:: Dataset entries ::

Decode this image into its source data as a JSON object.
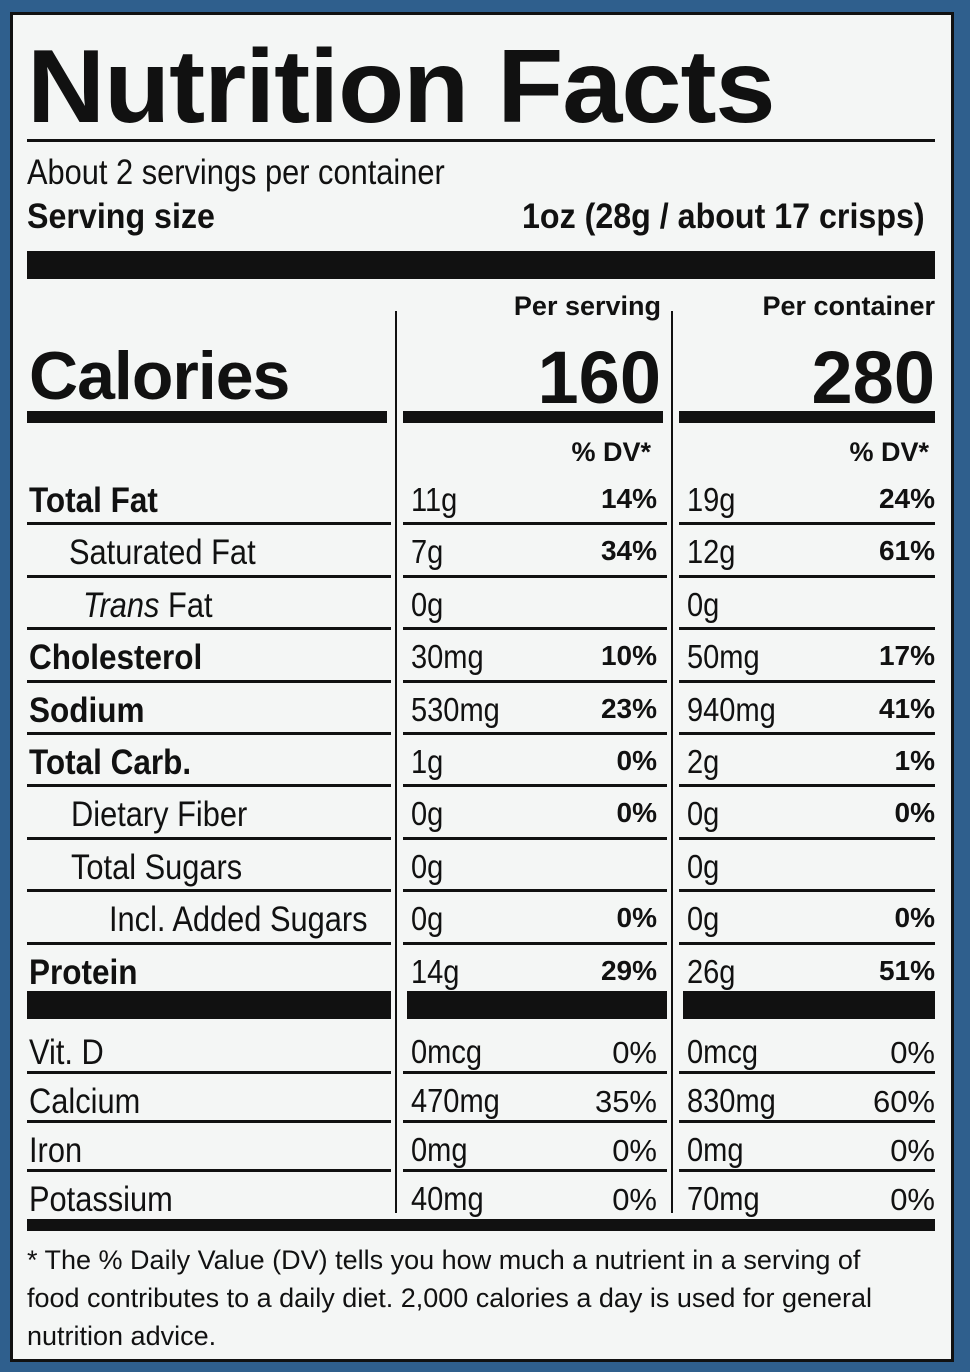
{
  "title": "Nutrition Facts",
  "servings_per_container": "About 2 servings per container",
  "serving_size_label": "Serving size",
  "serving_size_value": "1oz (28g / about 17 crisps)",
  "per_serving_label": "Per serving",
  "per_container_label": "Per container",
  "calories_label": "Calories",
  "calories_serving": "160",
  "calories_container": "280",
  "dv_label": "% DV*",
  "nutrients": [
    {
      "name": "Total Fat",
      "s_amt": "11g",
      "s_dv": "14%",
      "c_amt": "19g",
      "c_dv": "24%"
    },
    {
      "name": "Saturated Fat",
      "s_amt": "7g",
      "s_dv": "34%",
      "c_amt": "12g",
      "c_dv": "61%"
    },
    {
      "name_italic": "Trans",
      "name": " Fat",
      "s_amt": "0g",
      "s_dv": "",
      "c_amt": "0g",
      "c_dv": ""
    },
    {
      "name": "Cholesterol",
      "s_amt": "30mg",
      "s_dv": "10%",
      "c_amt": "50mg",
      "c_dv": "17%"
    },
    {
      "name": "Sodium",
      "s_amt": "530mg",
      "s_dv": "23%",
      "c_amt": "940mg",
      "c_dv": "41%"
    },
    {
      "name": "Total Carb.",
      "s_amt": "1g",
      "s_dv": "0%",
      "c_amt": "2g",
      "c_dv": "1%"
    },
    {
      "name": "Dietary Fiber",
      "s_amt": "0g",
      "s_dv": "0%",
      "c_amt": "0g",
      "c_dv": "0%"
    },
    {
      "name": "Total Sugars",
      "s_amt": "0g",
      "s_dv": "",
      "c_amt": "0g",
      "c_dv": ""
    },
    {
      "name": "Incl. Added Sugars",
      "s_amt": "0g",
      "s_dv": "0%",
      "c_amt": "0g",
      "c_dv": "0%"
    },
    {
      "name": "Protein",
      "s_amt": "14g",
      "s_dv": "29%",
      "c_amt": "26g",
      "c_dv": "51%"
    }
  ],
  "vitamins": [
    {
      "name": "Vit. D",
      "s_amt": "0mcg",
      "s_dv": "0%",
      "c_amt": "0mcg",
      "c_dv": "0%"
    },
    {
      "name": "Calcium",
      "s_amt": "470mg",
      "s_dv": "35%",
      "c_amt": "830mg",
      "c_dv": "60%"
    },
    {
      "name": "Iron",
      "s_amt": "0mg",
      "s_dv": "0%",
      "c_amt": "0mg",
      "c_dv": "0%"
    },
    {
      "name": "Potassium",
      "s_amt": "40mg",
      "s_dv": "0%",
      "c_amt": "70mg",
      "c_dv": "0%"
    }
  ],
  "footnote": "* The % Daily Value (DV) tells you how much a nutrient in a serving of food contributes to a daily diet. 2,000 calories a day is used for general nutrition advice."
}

:::
:: Dataset entries ::

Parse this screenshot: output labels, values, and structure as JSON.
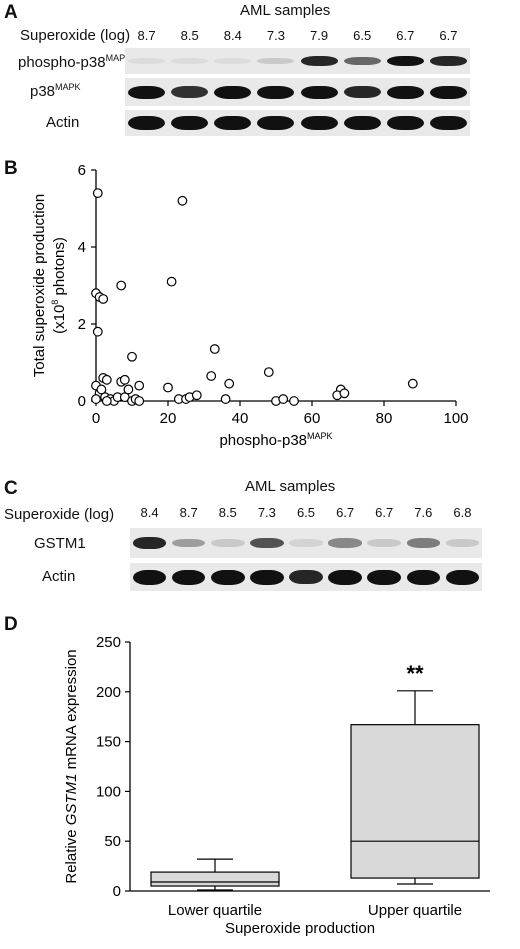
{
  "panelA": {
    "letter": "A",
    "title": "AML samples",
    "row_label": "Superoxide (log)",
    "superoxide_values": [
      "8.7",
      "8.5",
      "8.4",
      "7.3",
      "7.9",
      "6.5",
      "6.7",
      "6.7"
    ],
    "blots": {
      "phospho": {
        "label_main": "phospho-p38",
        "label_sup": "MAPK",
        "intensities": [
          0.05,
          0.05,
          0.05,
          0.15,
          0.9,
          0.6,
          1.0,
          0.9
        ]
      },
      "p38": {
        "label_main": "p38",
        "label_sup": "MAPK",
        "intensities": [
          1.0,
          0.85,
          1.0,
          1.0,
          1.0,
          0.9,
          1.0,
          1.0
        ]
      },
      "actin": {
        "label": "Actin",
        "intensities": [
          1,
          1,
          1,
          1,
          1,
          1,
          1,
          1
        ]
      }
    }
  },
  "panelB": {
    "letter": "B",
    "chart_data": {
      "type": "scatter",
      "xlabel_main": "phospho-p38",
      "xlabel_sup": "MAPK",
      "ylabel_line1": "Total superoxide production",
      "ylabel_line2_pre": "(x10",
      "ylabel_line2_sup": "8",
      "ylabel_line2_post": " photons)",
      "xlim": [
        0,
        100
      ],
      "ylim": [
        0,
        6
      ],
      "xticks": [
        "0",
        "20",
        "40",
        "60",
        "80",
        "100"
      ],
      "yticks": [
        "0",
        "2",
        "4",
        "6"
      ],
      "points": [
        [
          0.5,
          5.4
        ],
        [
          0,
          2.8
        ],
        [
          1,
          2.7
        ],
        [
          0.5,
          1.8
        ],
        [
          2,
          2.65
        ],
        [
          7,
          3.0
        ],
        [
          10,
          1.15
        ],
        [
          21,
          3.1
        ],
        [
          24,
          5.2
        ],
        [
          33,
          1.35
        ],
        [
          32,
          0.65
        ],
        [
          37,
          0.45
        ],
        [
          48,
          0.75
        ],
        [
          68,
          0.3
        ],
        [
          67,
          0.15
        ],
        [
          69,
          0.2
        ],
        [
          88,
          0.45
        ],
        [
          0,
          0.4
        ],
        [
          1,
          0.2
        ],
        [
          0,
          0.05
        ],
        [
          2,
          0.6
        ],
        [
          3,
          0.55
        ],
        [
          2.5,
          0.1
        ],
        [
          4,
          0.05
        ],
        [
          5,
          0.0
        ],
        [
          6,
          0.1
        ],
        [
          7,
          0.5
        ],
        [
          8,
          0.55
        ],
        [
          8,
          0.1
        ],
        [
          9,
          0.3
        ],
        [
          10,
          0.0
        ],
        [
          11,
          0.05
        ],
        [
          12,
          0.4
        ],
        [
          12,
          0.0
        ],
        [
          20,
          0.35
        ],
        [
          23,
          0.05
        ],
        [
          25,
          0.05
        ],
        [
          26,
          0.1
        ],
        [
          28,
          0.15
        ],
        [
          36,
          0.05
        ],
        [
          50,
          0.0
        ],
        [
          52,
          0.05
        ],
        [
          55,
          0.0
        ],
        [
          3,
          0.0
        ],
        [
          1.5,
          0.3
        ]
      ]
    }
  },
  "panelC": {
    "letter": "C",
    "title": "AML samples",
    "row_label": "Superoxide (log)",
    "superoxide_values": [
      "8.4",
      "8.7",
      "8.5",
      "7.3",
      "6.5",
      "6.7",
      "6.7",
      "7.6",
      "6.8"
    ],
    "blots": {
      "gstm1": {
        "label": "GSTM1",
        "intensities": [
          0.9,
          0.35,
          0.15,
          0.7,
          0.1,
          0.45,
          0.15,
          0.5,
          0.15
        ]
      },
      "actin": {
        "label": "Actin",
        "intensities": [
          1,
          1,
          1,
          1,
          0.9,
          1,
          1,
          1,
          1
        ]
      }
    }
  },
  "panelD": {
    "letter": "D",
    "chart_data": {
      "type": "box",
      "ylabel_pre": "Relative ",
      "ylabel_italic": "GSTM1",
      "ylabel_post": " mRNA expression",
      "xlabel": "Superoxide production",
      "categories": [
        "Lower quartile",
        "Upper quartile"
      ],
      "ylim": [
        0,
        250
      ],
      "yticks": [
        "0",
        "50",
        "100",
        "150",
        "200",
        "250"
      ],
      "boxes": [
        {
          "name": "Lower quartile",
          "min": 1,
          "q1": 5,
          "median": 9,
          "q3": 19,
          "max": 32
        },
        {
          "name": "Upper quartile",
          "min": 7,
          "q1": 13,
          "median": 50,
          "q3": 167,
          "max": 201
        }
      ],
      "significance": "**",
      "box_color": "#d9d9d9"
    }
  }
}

:::
:: Dataset entries ::

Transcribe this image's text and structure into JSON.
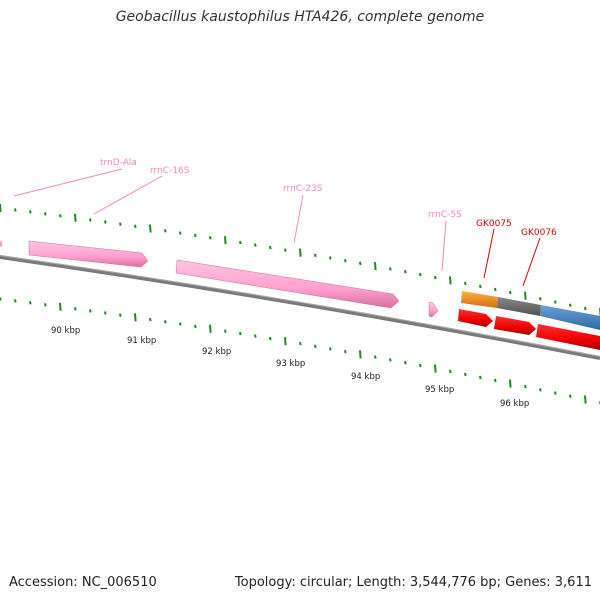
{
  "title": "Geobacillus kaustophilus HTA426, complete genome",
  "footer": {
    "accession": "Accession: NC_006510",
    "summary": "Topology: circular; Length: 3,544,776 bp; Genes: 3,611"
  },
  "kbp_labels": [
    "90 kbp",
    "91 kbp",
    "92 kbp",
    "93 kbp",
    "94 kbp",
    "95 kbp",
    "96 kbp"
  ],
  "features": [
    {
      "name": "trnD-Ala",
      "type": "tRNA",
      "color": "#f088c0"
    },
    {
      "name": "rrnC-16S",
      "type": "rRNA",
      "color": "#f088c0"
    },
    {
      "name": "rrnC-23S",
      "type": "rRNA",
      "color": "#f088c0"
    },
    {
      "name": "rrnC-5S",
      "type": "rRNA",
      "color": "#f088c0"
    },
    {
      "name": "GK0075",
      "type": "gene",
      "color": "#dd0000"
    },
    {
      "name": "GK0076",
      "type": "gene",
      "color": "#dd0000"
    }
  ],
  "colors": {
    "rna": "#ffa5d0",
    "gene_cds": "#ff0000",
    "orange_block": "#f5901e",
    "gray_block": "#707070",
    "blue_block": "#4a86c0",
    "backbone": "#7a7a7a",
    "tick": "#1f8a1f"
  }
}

:::

§ **What you have to do**:
When the word "Sugars" turns up on a line of the material above, copy that line.

§ **Expected answer**:
      "name": "Total Sugars",
      "name": "Incl. Added Sugars",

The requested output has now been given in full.